» **Extract**:
_____

Helminth abundance correlations were analysed between C. tentaculata and A. raillieti, collected in the large intestine, and between V. hamata and T. orloffi, collected in the small intestine, all presenting direct life cycles. Only V. hamata and T. orloffi showed a co-occurrence in the hosts (rs = 0.50, P ≤ 0.0001, N = 47).
The nMDS analysis indicated that, except for the rural locality Porteira Verde in the municipality of Sumidouro, localities with more anthropogenic impact were grouped in the centre of the plot. Those localities set in the margins of the plot represented environments with lower levels of disturbance, such as Barrragem-do-Caxambú and Uricanal in PARNASO (fig. 1).
The nematodes T. turgida, C. tentaculata and A. raillieti were dominant in all habitats, while the other helminths were either co-dominant or subordinate (Table 5). Heterostrongylus heterostrongylus was dominant only in the sylvatic habitat; V. hamata was dominant in the sylvatic and peri-urban environments; T. orloffi was dominant only in the peri-urban environment; O. microcephalus was dominant only in the rural environment; and R. coronatus was dominant only in the sylvatic habitat (table 5).

_____

» **Data extracts**:
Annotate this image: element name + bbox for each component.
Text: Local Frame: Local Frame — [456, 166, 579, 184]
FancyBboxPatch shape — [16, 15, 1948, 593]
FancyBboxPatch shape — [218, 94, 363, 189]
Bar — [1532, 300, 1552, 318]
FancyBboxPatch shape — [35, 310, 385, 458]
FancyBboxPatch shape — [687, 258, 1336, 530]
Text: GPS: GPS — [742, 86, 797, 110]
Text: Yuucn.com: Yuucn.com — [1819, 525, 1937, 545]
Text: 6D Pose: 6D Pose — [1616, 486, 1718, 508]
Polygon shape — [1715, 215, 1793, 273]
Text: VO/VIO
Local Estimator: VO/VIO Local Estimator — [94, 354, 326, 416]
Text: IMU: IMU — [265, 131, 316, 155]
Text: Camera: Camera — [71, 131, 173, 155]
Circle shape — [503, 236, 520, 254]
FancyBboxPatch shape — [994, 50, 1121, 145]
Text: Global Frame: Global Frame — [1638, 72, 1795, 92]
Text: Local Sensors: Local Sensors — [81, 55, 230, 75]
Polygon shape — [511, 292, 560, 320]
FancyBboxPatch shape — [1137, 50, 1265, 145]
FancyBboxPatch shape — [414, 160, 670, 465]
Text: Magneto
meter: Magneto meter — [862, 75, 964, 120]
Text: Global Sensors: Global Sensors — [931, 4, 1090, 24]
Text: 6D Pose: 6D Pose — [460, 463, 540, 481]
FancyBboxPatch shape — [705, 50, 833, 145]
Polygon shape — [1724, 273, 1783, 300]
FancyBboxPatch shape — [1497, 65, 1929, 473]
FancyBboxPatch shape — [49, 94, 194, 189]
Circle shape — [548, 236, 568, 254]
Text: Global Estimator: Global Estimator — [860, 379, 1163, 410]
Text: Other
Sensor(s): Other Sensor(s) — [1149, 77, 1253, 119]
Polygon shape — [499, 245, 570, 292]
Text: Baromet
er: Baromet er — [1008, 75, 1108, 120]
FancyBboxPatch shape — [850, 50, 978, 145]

_____

» **What you will do**:
1/ Print the stretch of the helminth passage from "The nMDS analysis" through "PARNASO (fig. 1).".
2/ Do these statements agree with the helminth passage? Answer yes or no for each and quote the words of the passage that decide it.
(a) V. hamata and T. orloffi co-occurred in the hosts.
(b) O. microcephalus was dominant in the peri-urban environment.
(c) Uricanal in PARNASO was among the localities in the margins of the plot.
3/ Write the next part of the helminth passage, picking up after its final sentence.

» **Results**:
1/
The nMDS analysis indicated that, except for the rural locality Porteira Verde in the municipality of Sumidouro, localities with more anthropogenic impact were grouped in the centre of the plot. Those localities set in the margins of the plot represented environments with lower levels of disturbance, such as Barrragem-do-Caxambú and Uricanal in PARNASO (fig. 1).

2/
(a) Yes: "Only V. hamata and T. orloffi showed a co-occurrence in the hosts"
(b) No: "O. microcephalus was dominant only in the rural environment"
(c) Yes: "Those localities set in the margins of the plot represented environments with lower levels of disturbance, such as Barrragem-do-Caxambú and Uricanal in PARNASO"

3/
The metacommunity analysis indicated that the helminth species showed a coherent structure on the regional scale (table 6). Considering all infracommunities, we observed a quasi-nested structure with stochastic species loss (species turnover and boundary clumping were not significant) (table 6, fig. 2a). Considering all component communities, the observed structure was nested with stochastic species loss (significant negative species turnover and non-significant boundary clumping) (table 6, fig. 2b). On both analyses, species-poor sites had subsets of species-rich sites (fig. 2a, b). Considering each municipality separately, the structure of the metacommunities at the infracommunity level was random in Rio de Janeiro and Sumidouro (urban and rural areas) (non-significant coherence) and revealed a checkerboard structure in Petrópolis (sylvatic area) (significant negative coherence) (table 6).
Discussion
This is the first study of the helminth community structure of D. aurita. One previous study reported the structure of helminth communities for another species of the genus Didelphis; it was carried out in French Guiana on the component community level (Jiménez et al., Reference Jiménez, Catzeflis and Gardner2011). The present study represents a pioneering investigation of the metacommunity structure of the helminths of a Neotropical marsupial.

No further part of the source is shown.